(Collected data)
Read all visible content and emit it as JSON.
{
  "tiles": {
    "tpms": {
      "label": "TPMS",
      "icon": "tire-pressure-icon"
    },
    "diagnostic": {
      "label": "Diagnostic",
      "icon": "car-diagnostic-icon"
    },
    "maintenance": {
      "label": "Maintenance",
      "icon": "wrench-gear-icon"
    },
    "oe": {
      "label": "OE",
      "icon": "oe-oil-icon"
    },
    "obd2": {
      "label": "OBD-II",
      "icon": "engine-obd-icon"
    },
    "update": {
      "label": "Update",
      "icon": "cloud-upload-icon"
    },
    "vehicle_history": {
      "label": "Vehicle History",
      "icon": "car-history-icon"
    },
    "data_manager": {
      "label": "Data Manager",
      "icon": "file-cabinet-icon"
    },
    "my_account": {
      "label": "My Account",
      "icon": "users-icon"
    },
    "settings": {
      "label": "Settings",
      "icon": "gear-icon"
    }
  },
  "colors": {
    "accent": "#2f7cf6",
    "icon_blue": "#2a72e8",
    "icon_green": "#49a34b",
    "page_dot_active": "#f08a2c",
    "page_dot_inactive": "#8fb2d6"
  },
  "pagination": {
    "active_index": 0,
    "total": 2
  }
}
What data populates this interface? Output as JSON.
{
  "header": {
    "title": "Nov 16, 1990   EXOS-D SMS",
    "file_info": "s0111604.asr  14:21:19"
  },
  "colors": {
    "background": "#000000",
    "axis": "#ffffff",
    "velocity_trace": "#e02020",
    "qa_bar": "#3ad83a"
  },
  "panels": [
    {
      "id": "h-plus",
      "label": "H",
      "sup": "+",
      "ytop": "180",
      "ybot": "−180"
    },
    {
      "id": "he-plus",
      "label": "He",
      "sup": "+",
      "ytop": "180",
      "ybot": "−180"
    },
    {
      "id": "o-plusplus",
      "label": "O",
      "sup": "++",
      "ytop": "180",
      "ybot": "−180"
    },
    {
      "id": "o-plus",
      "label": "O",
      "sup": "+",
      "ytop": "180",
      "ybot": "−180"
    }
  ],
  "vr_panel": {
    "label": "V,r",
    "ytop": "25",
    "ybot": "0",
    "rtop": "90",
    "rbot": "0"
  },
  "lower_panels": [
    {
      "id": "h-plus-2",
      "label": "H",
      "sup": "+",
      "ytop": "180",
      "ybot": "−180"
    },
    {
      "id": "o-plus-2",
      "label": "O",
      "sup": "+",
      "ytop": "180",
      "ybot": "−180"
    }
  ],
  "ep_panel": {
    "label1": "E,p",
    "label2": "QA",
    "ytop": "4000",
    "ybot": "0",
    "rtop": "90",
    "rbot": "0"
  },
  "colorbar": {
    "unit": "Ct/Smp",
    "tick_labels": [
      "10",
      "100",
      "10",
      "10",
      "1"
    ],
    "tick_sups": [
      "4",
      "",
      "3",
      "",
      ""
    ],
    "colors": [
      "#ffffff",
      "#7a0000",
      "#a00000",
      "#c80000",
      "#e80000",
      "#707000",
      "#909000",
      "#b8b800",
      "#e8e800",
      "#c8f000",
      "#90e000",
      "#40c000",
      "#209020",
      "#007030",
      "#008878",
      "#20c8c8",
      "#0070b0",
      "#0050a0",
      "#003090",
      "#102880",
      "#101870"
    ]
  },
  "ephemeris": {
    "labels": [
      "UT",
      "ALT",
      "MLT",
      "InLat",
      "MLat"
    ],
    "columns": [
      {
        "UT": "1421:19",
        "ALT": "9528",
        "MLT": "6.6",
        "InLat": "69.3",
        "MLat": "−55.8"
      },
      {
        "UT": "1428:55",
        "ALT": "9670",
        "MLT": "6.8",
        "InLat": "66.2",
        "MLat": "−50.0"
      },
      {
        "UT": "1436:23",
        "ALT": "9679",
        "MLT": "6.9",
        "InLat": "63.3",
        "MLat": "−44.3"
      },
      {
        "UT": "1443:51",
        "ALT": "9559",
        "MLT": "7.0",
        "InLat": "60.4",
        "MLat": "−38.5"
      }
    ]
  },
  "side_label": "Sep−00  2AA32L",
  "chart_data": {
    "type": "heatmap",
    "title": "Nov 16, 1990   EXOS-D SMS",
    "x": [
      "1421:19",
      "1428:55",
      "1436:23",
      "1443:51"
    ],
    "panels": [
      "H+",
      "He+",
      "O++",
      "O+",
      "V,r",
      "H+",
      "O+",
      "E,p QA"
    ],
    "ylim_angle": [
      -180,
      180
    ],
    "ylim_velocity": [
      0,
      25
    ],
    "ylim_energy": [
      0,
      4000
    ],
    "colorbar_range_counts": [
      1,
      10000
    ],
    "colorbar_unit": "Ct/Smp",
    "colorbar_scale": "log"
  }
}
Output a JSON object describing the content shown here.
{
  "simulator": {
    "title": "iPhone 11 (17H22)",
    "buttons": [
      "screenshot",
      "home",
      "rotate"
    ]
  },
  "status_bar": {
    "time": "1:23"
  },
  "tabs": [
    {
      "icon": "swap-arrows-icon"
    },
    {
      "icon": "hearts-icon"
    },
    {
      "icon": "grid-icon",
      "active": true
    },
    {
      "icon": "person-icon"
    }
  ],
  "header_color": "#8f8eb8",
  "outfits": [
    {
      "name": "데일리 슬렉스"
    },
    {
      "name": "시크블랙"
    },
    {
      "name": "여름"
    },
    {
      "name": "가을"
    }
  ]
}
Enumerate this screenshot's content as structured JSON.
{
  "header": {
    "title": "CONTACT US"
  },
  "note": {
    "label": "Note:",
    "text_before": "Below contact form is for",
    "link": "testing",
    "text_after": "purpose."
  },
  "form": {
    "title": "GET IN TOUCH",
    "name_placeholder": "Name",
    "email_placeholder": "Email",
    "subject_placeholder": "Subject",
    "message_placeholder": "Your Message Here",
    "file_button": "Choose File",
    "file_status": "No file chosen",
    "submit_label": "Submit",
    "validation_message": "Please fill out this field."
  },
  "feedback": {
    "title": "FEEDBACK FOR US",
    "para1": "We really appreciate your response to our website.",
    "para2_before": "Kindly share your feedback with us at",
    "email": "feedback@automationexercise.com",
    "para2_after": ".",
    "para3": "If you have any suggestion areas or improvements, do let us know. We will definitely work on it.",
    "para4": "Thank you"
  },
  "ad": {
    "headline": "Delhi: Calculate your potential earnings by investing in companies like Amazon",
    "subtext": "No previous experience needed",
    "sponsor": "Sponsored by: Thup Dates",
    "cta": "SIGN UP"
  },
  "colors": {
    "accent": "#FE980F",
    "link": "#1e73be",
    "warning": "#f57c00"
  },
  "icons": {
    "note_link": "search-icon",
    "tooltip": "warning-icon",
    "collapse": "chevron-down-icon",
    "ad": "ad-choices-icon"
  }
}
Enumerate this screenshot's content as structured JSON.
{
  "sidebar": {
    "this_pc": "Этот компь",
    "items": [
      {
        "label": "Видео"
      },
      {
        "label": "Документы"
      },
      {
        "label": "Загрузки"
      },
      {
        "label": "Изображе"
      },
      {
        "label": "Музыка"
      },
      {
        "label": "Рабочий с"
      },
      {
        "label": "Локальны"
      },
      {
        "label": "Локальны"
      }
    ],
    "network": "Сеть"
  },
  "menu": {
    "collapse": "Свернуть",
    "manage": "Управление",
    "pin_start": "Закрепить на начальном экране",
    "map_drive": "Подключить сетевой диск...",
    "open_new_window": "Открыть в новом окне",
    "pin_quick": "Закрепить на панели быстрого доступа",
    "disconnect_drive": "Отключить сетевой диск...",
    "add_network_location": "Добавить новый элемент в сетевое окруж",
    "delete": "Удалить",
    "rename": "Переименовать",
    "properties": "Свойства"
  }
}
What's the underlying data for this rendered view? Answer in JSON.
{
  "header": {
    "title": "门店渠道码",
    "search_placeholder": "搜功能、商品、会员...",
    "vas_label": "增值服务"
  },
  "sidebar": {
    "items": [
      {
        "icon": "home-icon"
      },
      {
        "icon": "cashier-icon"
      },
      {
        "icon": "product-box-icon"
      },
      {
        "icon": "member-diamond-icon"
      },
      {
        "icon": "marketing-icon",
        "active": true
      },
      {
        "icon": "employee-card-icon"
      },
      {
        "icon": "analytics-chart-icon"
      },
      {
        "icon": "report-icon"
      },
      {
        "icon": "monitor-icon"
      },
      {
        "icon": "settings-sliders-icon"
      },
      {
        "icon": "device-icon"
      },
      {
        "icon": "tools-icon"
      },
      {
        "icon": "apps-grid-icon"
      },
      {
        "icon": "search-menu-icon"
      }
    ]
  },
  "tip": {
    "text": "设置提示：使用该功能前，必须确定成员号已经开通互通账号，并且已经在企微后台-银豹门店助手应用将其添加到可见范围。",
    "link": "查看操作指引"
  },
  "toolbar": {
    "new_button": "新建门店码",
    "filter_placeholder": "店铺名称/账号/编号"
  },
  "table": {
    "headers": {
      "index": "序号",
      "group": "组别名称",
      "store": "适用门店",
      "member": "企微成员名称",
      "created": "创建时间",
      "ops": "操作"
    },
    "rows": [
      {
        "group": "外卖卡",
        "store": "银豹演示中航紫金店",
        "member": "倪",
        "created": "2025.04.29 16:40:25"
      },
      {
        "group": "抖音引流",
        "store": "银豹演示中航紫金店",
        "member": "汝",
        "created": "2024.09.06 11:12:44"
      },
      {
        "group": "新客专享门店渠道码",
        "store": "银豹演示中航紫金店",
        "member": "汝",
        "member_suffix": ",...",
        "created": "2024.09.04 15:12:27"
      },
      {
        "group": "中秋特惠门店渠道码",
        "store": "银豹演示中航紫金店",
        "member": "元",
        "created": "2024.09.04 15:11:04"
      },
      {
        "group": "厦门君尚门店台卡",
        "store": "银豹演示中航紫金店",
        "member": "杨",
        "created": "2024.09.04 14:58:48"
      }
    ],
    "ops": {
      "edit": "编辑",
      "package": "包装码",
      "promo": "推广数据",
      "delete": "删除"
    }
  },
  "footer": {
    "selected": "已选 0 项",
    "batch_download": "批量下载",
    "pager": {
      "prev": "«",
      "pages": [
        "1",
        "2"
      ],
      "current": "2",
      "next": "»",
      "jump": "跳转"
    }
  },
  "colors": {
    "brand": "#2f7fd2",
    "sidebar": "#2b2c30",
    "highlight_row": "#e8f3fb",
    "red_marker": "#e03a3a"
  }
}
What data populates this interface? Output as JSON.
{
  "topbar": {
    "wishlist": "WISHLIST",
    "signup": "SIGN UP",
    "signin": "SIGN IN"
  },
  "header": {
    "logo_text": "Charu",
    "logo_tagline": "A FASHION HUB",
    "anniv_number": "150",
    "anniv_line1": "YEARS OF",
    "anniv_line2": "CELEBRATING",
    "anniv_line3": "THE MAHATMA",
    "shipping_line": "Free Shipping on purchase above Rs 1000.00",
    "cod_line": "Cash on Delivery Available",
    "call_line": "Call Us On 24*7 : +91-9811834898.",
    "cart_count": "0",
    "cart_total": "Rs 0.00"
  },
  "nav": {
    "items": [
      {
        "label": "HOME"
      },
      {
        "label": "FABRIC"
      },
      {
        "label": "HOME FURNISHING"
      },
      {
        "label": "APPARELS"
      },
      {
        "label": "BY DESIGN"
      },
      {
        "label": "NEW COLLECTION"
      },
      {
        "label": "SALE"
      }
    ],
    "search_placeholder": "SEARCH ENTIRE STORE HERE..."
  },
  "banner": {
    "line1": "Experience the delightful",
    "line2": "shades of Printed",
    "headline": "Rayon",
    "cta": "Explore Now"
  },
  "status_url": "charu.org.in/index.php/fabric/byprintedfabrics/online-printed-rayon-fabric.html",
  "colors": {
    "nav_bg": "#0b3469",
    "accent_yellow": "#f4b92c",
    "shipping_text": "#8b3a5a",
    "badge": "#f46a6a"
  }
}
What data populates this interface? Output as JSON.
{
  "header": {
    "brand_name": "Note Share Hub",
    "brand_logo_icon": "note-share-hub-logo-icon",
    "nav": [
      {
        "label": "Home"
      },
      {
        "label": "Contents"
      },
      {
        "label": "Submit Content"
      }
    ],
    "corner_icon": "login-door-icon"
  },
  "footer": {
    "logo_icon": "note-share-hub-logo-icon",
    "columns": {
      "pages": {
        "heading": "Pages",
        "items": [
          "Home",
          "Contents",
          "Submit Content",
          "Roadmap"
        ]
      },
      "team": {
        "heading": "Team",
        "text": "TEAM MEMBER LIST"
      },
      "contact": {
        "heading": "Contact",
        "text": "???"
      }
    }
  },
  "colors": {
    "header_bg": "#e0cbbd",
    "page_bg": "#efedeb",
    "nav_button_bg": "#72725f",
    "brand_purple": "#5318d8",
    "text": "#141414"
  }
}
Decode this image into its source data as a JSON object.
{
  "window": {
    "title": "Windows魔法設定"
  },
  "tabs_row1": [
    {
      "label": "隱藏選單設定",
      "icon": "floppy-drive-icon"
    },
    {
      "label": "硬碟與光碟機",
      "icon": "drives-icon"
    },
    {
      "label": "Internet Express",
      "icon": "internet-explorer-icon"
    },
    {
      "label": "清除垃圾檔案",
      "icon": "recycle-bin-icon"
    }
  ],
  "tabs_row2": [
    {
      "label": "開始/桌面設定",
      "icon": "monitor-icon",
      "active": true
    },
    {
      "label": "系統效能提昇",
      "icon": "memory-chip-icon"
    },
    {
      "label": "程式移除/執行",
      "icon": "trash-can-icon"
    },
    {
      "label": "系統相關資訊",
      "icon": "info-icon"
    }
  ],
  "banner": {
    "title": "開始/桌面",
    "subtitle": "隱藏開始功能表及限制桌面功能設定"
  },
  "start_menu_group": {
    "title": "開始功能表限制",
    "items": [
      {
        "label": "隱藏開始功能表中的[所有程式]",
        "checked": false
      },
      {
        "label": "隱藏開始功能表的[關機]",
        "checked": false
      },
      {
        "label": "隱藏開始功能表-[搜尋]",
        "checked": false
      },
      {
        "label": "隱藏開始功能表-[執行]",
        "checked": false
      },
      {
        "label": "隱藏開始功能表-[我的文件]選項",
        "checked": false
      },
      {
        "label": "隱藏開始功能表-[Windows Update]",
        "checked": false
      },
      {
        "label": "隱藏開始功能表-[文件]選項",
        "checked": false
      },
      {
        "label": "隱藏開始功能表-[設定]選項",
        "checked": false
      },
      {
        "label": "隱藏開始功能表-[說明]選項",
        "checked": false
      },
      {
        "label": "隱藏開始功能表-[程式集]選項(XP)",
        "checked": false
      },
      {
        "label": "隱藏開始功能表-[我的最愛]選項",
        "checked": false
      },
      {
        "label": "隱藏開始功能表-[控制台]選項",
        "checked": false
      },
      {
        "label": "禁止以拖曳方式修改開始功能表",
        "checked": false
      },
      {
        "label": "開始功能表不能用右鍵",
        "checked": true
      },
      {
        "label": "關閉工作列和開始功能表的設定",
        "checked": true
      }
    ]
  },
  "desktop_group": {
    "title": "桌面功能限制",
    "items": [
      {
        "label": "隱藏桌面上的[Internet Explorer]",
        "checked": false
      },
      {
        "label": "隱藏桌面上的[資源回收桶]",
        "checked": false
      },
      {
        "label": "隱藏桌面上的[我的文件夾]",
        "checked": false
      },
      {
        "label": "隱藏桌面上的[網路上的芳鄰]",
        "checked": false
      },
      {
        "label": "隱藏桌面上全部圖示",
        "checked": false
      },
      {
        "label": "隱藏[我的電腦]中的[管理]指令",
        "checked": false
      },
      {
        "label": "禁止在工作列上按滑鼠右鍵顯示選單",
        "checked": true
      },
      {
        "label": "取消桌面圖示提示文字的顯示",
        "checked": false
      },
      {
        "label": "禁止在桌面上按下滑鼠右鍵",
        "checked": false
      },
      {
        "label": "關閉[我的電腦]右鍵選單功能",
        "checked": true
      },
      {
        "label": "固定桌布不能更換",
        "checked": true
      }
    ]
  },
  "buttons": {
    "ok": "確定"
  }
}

> [WRITTEN TASK]
Show every line from the entries above in which the word "диск" appears.

> [WRITTEN SOLUTION]
    "map_drive": "Подключить сетевой диск...",
    "disconnect_drive": "Отключить сетевой диск...",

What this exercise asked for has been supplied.